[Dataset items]
⟨
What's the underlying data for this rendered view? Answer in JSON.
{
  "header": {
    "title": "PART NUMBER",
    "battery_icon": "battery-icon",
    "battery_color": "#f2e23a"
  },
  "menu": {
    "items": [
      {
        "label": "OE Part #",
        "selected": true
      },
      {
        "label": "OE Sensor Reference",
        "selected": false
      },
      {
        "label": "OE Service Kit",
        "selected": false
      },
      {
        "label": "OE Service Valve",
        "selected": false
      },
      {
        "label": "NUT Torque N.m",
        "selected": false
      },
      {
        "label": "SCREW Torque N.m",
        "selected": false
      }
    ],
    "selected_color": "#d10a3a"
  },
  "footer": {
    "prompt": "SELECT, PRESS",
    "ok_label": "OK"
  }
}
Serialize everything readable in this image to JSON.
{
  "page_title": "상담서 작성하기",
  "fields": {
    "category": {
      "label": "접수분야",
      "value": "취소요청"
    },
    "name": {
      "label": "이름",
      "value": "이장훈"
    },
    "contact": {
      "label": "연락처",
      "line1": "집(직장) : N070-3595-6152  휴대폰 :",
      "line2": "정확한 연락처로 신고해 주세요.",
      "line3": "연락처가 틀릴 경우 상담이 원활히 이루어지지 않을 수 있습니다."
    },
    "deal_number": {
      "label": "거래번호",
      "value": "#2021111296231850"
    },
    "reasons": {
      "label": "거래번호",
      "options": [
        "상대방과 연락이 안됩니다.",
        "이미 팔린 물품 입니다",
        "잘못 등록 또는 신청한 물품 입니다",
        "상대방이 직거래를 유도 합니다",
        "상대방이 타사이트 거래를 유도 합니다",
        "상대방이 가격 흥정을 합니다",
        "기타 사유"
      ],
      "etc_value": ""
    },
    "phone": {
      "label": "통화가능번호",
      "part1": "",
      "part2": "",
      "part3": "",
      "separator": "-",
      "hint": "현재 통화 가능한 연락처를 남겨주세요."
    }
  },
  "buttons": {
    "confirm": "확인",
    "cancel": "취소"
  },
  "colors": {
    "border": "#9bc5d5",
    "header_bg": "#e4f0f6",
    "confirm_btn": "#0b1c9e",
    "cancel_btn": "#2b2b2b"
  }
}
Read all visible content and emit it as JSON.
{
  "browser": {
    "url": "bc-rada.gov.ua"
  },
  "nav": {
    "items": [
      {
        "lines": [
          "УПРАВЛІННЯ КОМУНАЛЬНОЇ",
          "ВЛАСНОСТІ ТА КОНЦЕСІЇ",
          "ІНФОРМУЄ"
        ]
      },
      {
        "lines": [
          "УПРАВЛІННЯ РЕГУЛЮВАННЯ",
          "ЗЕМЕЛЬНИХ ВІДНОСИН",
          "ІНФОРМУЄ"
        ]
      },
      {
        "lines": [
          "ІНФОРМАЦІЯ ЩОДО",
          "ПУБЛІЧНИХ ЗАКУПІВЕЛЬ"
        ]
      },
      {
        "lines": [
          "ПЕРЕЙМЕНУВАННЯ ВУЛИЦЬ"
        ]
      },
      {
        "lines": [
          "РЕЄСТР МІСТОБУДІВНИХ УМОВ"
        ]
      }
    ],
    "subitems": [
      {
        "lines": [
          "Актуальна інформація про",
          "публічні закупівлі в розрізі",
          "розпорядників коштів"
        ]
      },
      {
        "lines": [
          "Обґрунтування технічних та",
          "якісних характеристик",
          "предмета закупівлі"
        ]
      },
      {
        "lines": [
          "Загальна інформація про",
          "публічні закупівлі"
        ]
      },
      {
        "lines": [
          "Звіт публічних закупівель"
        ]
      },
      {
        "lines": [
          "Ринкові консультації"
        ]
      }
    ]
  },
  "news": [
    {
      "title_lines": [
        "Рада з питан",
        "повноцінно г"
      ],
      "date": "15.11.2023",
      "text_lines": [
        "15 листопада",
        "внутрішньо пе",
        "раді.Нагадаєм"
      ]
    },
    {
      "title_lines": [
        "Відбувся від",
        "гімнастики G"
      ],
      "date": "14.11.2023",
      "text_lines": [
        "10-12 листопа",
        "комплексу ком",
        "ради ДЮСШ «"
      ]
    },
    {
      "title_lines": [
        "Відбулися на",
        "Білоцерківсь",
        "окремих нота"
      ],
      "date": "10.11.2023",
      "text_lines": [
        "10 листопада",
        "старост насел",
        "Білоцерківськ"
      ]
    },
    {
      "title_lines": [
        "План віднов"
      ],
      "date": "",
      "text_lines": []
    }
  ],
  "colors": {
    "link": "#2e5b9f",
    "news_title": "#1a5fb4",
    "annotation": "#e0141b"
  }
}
⟩
EXERCISE TASK ::
Some lines of the data above may hold the word "Service"; report how many do, and nothing else.

WRITTEN RESPONSE ::
2